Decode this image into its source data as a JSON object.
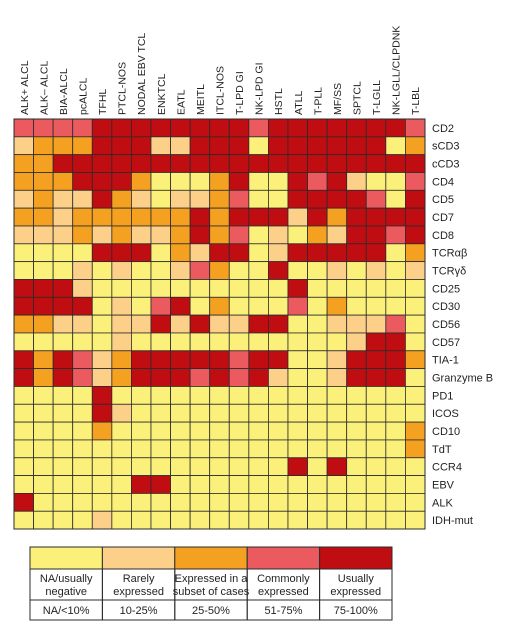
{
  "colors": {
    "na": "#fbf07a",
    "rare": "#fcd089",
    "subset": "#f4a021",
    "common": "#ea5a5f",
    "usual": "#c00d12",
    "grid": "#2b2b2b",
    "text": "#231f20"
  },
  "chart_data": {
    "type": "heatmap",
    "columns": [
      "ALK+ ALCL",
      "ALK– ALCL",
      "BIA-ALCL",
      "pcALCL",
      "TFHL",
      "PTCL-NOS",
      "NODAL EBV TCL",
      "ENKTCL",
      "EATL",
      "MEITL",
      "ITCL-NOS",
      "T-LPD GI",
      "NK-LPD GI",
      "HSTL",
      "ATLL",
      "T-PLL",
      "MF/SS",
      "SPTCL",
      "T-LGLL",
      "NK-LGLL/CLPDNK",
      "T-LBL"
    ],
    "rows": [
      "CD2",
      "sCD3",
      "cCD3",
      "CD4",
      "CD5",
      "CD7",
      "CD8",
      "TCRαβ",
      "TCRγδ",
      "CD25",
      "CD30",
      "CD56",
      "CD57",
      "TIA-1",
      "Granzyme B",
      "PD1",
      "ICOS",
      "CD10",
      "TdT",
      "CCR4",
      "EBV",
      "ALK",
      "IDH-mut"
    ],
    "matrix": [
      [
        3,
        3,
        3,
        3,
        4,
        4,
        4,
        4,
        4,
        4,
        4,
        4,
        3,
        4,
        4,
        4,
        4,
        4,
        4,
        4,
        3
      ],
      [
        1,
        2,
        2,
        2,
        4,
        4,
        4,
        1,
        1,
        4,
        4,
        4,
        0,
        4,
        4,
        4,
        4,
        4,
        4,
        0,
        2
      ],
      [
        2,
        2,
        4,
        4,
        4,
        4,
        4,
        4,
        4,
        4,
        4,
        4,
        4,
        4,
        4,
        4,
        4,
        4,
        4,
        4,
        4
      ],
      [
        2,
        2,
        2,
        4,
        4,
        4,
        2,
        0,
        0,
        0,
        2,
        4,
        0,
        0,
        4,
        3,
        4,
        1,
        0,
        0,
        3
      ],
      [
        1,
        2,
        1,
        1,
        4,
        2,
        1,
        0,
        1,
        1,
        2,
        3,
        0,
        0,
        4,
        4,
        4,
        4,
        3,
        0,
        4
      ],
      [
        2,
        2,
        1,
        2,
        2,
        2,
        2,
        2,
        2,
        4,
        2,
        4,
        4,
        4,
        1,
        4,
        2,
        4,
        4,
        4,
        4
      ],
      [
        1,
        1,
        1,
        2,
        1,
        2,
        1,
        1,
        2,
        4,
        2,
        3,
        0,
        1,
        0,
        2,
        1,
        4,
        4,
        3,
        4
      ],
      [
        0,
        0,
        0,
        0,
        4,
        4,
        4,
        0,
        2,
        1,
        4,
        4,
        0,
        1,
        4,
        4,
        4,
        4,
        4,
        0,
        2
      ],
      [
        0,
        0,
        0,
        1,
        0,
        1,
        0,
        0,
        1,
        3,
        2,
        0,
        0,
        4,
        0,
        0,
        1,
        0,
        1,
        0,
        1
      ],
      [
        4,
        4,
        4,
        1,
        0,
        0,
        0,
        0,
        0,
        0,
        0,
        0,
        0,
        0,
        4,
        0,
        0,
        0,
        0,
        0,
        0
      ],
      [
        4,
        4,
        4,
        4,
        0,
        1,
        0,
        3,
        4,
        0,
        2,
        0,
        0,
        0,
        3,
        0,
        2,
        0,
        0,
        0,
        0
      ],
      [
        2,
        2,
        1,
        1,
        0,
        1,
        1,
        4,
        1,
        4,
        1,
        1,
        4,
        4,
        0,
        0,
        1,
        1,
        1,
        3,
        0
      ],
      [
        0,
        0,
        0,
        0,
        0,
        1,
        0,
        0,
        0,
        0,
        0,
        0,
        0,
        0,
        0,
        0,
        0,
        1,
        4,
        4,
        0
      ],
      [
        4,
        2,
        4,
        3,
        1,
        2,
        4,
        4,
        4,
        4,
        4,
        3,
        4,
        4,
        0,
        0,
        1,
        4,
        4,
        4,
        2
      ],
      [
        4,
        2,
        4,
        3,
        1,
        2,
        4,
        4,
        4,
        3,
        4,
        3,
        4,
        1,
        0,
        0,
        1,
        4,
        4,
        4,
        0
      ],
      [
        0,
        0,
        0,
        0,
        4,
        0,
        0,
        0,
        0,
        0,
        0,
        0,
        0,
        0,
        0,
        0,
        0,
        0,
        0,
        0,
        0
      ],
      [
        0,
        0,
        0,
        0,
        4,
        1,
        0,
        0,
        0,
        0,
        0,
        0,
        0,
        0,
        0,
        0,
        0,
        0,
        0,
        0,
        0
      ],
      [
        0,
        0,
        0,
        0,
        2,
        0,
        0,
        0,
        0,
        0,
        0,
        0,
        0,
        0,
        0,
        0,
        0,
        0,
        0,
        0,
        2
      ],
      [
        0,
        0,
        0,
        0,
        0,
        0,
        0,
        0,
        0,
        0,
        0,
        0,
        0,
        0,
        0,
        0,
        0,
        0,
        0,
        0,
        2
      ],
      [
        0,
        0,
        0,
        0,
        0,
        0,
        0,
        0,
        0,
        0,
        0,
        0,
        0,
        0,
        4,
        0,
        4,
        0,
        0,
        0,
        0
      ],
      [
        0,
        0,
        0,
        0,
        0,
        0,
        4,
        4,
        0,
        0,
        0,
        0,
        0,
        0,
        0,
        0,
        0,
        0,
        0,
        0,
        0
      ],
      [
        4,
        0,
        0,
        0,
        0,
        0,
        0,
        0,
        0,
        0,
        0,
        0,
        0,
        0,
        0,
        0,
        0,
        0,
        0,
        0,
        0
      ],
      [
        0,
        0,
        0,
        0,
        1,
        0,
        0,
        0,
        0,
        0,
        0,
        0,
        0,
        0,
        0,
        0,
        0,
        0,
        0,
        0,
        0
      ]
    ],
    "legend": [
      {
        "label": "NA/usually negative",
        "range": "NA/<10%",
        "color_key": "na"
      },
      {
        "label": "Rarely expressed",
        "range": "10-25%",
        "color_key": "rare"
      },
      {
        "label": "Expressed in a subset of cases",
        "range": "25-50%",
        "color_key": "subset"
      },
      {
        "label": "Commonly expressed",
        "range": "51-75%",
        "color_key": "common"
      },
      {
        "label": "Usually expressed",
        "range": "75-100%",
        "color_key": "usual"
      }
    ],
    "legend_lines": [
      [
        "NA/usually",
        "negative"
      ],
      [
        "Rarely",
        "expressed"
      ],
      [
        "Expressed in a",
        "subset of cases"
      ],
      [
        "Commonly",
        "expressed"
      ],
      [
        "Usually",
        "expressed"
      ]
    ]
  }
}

○ ○ ○ ○ ○ ○ ○

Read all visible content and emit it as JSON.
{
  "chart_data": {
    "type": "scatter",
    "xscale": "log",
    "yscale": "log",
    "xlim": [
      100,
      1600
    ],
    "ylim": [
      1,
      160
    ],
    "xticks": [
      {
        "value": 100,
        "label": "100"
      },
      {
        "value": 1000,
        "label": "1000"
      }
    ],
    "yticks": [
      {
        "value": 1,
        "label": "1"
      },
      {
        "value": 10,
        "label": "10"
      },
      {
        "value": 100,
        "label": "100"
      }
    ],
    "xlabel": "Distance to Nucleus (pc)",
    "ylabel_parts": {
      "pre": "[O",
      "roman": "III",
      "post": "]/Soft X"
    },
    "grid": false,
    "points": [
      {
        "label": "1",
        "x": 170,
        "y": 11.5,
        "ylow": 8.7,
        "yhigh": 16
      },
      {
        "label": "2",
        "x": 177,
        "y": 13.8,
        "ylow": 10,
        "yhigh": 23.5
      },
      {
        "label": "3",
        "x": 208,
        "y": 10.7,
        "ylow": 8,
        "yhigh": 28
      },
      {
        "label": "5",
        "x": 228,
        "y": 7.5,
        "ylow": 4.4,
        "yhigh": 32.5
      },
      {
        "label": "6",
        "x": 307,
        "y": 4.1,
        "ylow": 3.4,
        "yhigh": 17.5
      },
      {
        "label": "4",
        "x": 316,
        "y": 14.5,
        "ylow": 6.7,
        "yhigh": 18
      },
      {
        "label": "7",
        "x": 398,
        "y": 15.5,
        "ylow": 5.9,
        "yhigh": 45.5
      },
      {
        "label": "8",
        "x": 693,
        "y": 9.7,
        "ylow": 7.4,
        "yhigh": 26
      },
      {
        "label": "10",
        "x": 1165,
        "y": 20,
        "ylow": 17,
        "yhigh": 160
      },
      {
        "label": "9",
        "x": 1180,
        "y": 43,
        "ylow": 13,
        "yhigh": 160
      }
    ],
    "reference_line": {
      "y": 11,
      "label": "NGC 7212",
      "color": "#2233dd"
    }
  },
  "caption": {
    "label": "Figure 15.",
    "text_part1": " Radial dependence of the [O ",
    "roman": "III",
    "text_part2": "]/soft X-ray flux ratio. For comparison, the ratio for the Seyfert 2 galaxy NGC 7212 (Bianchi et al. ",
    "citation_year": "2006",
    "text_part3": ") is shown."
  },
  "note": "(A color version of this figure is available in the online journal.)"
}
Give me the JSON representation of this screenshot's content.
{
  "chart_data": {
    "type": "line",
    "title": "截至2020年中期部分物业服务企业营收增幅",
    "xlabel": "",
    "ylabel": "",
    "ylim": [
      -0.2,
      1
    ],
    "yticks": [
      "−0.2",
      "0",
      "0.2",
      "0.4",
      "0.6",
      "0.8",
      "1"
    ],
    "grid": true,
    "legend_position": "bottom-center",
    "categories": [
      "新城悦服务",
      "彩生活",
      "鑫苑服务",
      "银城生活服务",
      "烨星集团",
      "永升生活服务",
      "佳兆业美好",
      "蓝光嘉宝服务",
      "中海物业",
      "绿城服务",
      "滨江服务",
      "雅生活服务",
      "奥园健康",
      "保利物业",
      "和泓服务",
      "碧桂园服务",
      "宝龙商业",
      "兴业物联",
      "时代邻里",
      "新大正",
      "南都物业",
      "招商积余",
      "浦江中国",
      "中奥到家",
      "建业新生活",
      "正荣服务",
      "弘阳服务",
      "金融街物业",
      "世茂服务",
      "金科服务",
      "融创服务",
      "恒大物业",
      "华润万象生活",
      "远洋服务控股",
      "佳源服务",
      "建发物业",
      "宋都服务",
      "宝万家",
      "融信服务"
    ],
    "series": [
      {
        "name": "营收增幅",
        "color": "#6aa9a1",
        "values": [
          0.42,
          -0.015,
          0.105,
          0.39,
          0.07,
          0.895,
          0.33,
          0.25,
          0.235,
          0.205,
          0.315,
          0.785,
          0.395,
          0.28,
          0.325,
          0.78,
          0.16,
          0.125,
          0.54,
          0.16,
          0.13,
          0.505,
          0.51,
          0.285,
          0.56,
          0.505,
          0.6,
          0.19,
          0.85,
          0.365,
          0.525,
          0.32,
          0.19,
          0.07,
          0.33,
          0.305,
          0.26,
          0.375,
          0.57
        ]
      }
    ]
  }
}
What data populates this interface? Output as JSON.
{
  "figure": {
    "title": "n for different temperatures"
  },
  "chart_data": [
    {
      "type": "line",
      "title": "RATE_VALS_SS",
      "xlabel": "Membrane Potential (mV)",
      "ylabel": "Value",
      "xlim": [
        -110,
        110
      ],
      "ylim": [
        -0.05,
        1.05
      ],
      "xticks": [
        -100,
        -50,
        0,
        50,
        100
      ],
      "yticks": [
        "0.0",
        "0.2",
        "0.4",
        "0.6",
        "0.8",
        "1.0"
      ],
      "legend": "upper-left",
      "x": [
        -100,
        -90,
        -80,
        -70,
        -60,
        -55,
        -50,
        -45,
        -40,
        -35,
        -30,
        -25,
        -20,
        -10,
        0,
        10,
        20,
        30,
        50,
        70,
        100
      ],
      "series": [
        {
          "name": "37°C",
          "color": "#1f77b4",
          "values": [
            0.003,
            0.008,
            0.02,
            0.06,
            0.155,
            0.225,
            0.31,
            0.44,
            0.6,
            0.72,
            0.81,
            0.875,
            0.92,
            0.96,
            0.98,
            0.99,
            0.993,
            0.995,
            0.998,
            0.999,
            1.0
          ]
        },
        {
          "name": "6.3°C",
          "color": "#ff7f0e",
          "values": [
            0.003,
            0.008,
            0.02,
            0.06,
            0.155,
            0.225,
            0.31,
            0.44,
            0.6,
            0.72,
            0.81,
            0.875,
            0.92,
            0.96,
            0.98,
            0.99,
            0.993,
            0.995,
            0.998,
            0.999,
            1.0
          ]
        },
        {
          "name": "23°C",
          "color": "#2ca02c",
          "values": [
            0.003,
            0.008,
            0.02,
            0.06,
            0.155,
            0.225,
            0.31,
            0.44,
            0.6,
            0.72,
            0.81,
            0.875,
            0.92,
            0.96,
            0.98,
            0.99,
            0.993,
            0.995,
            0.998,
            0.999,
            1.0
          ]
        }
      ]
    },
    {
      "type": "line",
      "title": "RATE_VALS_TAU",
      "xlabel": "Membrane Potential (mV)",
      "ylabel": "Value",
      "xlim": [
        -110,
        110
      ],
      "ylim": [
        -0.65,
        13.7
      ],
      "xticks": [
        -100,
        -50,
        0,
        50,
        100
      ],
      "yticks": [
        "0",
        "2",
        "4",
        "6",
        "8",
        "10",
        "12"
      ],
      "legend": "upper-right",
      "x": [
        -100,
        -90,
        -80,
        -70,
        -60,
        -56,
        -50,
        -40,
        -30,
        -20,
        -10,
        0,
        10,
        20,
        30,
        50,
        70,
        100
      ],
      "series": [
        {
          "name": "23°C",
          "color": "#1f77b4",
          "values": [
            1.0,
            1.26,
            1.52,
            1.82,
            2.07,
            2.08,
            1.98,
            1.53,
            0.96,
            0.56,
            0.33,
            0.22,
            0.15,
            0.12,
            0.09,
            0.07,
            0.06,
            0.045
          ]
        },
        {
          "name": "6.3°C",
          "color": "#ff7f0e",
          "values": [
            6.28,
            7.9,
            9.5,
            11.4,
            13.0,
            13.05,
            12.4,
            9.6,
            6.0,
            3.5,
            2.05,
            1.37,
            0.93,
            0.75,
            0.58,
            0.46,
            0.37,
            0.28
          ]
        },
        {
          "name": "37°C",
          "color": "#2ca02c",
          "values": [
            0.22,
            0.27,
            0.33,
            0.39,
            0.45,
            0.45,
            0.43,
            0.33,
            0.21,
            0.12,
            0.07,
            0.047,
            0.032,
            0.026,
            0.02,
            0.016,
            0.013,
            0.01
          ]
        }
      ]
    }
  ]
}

○ ○ ○ ○ ○ ○ ○

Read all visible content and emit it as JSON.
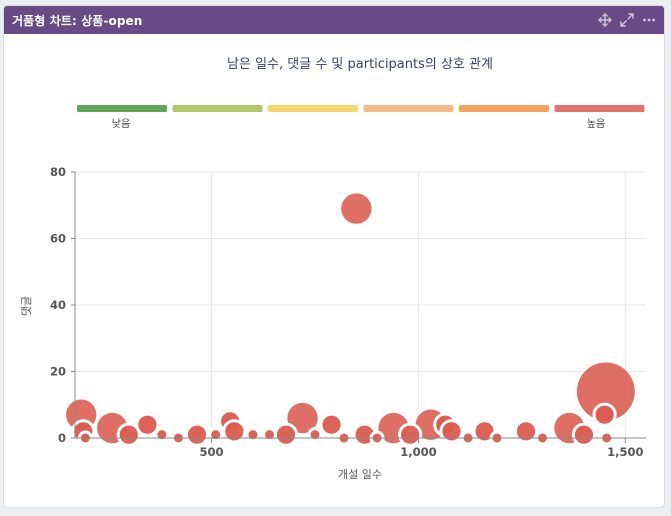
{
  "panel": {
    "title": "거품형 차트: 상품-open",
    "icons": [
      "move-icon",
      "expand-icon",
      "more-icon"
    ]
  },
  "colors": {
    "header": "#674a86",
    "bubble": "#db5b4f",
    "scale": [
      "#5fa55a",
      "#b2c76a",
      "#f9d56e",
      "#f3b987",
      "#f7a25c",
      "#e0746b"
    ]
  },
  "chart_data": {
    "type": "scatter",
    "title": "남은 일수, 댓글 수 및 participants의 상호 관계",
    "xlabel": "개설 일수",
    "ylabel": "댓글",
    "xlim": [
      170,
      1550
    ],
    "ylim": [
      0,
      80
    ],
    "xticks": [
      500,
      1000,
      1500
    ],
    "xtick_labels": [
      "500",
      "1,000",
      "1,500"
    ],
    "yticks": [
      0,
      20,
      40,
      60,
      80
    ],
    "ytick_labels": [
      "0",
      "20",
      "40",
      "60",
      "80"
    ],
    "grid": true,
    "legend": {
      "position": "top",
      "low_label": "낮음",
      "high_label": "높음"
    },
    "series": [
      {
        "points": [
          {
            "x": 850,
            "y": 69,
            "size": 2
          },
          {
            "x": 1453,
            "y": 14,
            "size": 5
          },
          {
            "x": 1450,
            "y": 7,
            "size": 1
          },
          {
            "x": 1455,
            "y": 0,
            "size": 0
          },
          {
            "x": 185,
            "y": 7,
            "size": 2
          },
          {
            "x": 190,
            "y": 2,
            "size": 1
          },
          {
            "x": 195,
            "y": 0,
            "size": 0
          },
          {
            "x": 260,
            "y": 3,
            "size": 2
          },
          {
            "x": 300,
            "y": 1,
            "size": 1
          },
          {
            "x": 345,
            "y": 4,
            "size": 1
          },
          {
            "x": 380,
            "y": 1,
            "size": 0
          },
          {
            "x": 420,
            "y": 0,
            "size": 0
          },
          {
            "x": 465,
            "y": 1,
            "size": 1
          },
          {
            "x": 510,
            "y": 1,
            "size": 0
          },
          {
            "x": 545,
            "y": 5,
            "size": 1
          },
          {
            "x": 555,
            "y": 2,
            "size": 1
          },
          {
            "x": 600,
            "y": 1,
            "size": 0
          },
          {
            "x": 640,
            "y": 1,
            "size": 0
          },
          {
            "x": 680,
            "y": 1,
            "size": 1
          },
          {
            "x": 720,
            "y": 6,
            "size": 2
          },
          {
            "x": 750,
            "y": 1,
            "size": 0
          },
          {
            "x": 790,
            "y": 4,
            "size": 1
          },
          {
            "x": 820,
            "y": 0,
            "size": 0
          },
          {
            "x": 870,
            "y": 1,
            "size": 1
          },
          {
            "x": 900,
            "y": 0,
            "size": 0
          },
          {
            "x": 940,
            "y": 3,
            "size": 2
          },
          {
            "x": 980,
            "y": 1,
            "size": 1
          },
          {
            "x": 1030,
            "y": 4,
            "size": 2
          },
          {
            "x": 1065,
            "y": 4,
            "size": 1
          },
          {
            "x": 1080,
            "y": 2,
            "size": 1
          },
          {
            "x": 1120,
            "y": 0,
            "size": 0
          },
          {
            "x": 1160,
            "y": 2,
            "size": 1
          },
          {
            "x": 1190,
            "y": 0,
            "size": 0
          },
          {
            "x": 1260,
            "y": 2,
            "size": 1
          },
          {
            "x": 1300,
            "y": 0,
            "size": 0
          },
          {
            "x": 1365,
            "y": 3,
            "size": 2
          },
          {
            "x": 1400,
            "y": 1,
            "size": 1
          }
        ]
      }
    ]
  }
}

○ ○ ○ ○ ○ ○ ○

* **What needs to be done**: Which lines of the material contain the string "grid"? List each of them.

* **Answer**:
    "grid": "#2b2b2b",
    "grid": false,
    "grid": true,
    "grid": true,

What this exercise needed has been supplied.